### TASK TO CARRY OUT
Only the pictures are omitted; repeat all other data exactly.

↓

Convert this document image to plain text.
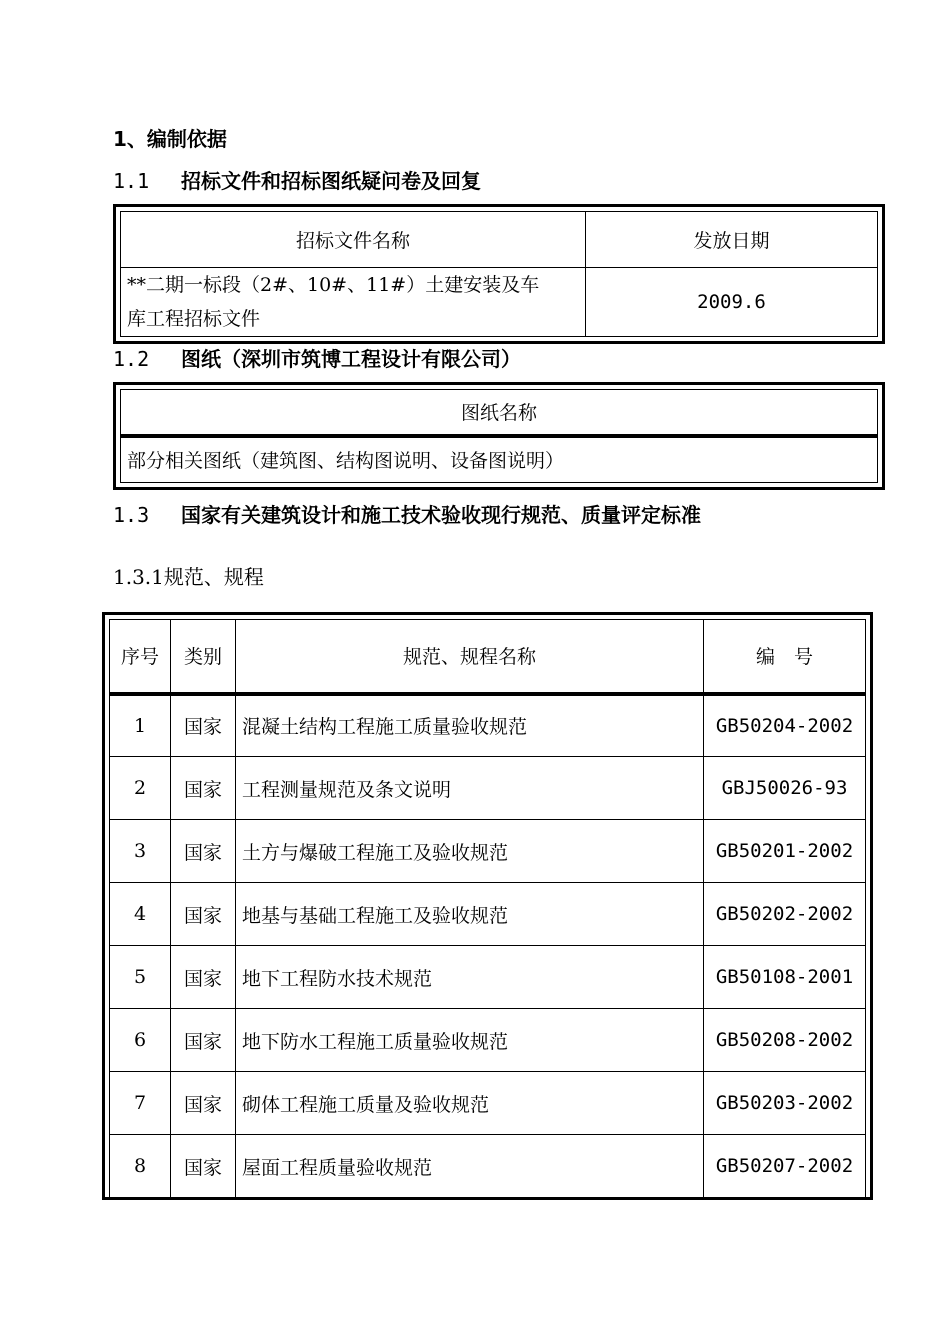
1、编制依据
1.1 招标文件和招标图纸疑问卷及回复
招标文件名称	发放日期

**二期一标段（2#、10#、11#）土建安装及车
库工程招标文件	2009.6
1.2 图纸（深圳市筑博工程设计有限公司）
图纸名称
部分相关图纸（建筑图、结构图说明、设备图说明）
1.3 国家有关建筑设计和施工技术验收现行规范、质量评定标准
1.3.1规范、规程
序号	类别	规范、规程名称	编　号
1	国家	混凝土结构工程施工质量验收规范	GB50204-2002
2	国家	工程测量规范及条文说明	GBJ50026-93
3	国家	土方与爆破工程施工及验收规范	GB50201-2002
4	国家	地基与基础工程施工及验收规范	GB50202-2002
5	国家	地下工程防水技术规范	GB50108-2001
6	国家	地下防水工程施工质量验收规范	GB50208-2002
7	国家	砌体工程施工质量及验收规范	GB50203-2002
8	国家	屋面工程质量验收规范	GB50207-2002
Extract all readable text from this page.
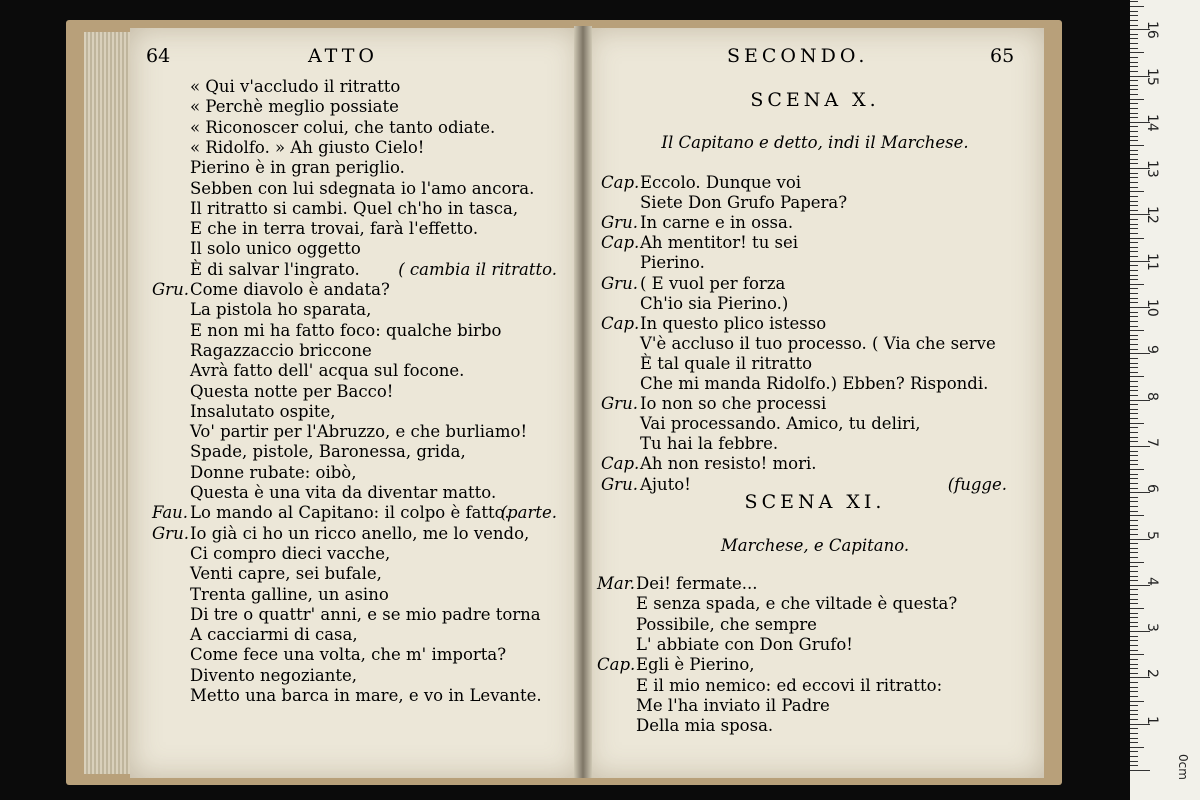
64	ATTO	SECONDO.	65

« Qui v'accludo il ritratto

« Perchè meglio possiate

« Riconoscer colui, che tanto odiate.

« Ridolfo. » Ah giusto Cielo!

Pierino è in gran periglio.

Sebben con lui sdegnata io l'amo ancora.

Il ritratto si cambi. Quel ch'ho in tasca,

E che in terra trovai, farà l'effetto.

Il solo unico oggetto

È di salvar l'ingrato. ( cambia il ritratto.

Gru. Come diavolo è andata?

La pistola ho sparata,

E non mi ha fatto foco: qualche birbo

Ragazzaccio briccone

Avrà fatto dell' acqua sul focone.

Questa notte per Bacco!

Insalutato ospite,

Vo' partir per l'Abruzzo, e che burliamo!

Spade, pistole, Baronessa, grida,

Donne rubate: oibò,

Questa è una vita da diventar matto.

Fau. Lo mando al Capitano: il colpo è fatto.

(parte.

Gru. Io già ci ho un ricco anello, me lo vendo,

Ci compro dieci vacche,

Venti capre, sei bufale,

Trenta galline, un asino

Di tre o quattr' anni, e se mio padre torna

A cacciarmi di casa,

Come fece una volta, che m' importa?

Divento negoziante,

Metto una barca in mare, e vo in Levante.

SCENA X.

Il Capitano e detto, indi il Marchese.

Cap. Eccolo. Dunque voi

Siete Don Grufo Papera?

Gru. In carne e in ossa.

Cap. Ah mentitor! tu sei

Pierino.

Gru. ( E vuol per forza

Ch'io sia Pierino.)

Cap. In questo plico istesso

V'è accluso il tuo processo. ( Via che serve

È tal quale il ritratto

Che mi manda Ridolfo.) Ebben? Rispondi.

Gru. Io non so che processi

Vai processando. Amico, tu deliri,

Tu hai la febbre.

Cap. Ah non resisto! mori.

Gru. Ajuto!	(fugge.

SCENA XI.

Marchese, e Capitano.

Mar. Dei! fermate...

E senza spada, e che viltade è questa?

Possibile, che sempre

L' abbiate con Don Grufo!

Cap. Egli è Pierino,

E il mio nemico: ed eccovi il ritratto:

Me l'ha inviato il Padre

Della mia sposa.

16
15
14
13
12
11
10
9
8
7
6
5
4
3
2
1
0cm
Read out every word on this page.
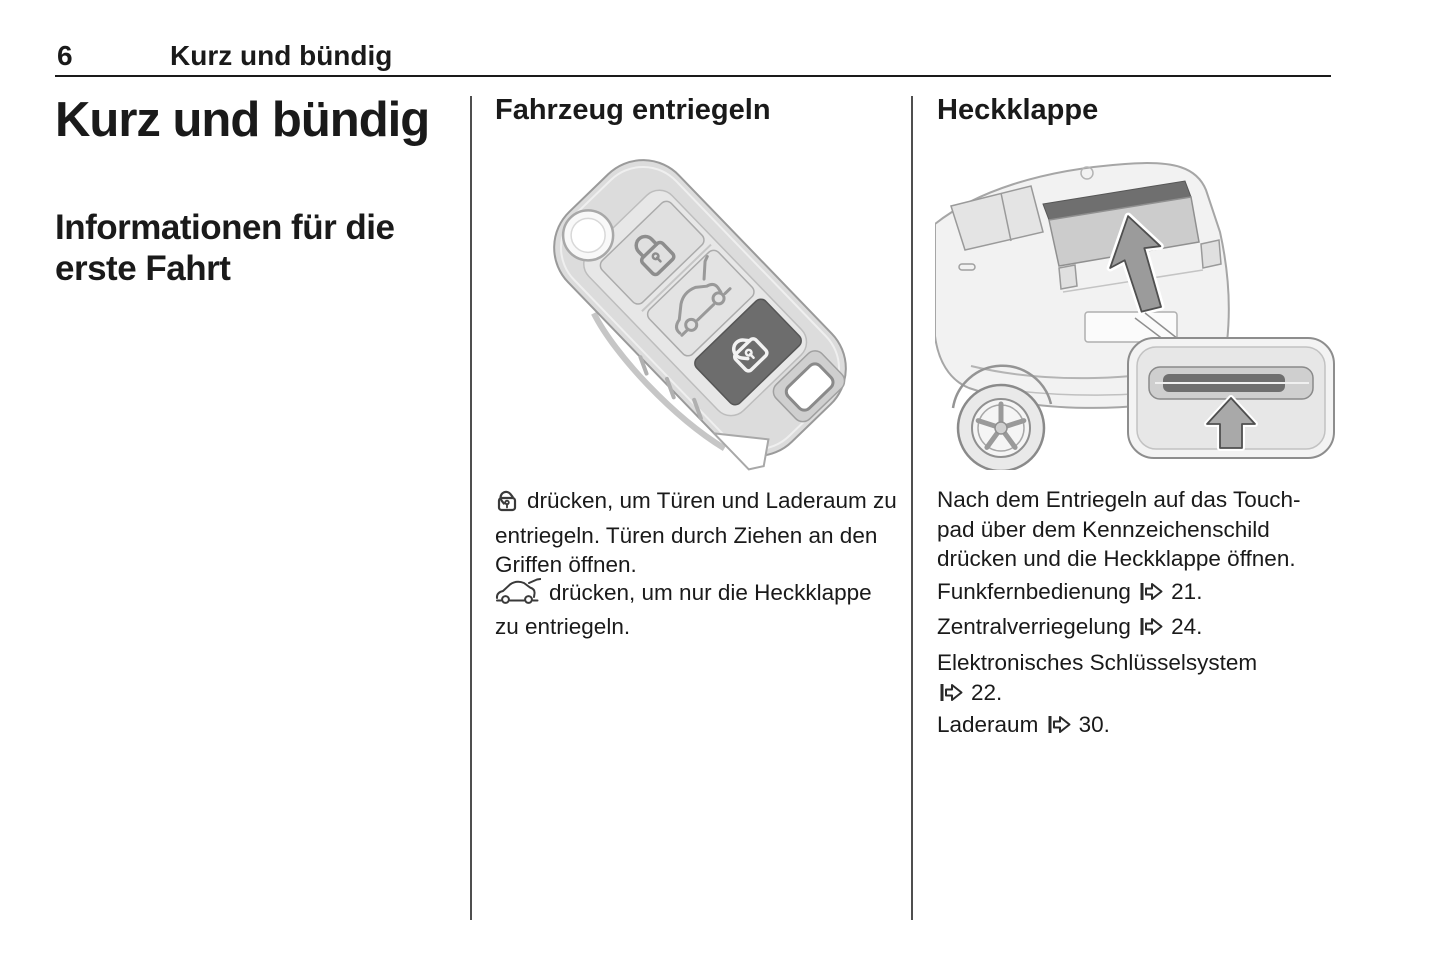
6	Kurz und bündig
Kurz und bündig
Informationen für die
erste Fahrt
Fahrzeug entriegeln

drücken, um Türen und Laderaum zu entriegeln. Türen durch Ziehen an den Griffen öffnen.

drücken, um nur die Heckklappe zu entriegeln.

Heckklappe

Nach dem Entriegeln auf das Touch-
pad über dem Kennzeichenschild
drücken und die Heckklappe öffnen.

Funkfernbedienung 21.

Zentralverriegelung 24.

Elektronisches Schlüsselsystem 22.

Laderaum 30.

↑

### SOLUTION
Convert this document image to plain text.
1、编制依据
1.1 招标文件和招标图纸疑问卷及回复
招标文件名称	发放日期

**二期一标段（2#、10#、11#）土建安装及车
库工程招标文件	2009.6
1.2 图纸（深圳市筑博工程设计有限公司）
图纸名称
部分相关图纸（建筑图、结构图说明、设备图说明）
1.3 国家有关建筑设计和施工技术验收现行规范、质量评定标准
1.3.1规范、规程
序号	类别	规范、规程名称	编　号
1	国家	混凝土结构工程施工质量验收规范	GB50204-2002
2	国家	工程测量规范及条文说明	GBJ50026-93
3	国家	土方与爆破工程施工及验收规范	GB50201-2002
4	国家	地基与基础工程施工及验收规范	GB50202-2002
5	国家	地下工程防水技术规范	GB50108-2001
6	国家	地下防水工程施工质量验收规范	GB50208-2002
7	国家	砌体工程施工质量及验收规范	GB50203-2002
8	国家	屋面工程质量验收规范	GB50207-2002
Extract all readable text from this page.
64	ATTO	SECONDO.	65

« Qui v'accludo il ritratto

« Perchè meglio possiate

« Riconoscer colui, che tanto odiate.

« Ridolfo. » Ah giusto Cielo!

Pierino è in gran periglio.

Sebben con lui sdegnata io l'amo ancora.

Il ritratto si cambi. Quel ch'ho in tasca,

E che in terra trovai, farà l'effetto.

Il solo unico oggetto

È di salvar l'ingrato. ( cambia il ritratto.

Gru. Come diavolo è andata?

La pistola ho sparata,

E non mi ha fatto foco: qualche birbo

Ragazzaccio briccone

Avrà fatto dell' acqua sul focone.

Questa notte per Bacco!

Insalutato ospite,

Vo' partir per l'Abruzzo, e che burliamo!

Spade, pistole, Baronessa, grida,

Donne rubate: oibò,

Questa è una vita da diventar matto.

Fau. Lo mando al Capitano: il colpo è fatto.

(parte.

Gru. Io già ci ho un ricco anello, me lo vendo,

Ci compro dieci vacche,

Venti capre, sei bufale,

Trenta galline, un asino

Di tre o quattr' anni, e se mio padre torna

A cacciarmi di casa,

Come fece una volta, che m' importa?

Divento negoziante,

Metto una barca in mare, e vo in Levante.

SCENA X.

Il Capitano e detto, indi il Marchese.

Cap. Eccolo. Dunque voi

Siete Don Grufo Papera?

Gru. In carne e in ossa.

Cap. Ah mentitor! tu sei

Pierino.

Gru. ( E vuol per forza

Ch'io sia Pierino.)

Cap. In questo plico istesso

V'è accluso il tuo processo. ( Via che serve

È tal quale il ritratto

Che mi manda Ridolfo.) Ebben? Rispondi.

Gru. Io non so che processi

Vai processando. Amico, tu deliri,

Tu hai la febbre.

Cap. Ah non resisto! mori.

Gru. Ajuto!	(fugge.

SCENA XI.

Marchese, e Capitano.

Mar. Dei! fermate...

E senza spada, e che viltade è questa?

Possibile, che sempre

L' abbiate con Don Grufo!

Cap. Egli è Pierino,

E il mio nemico: ed eccovi il ritratto:

Me l'ha inviato il Padre

Della mia sposa.

16
15
14
13
12
11
10
9
8
7
6
5
4
3
2
1
0cm
Read out every word on this page.
6	Kurz und bündig
Kurz und bündig
Informationen für die
erste Fahrt
Fahrzeug entriegeln

drücken, um Türen und Laderaum zu entriegeln. Türen durch Ziehen an den Griffen öffnen.

drücken, um nur die Heckklappe zu entriegeln.

Heckklappe

Nach dem Entriegeln auf das Touch-
pad über dem Kennzeichenschild
drücken und die Heckklappe öffnen.

Funkfernbedienung 21.

Zentralverriegelung 24.

Elektronisches Schlüsselsystem 22.

Laderaum 30.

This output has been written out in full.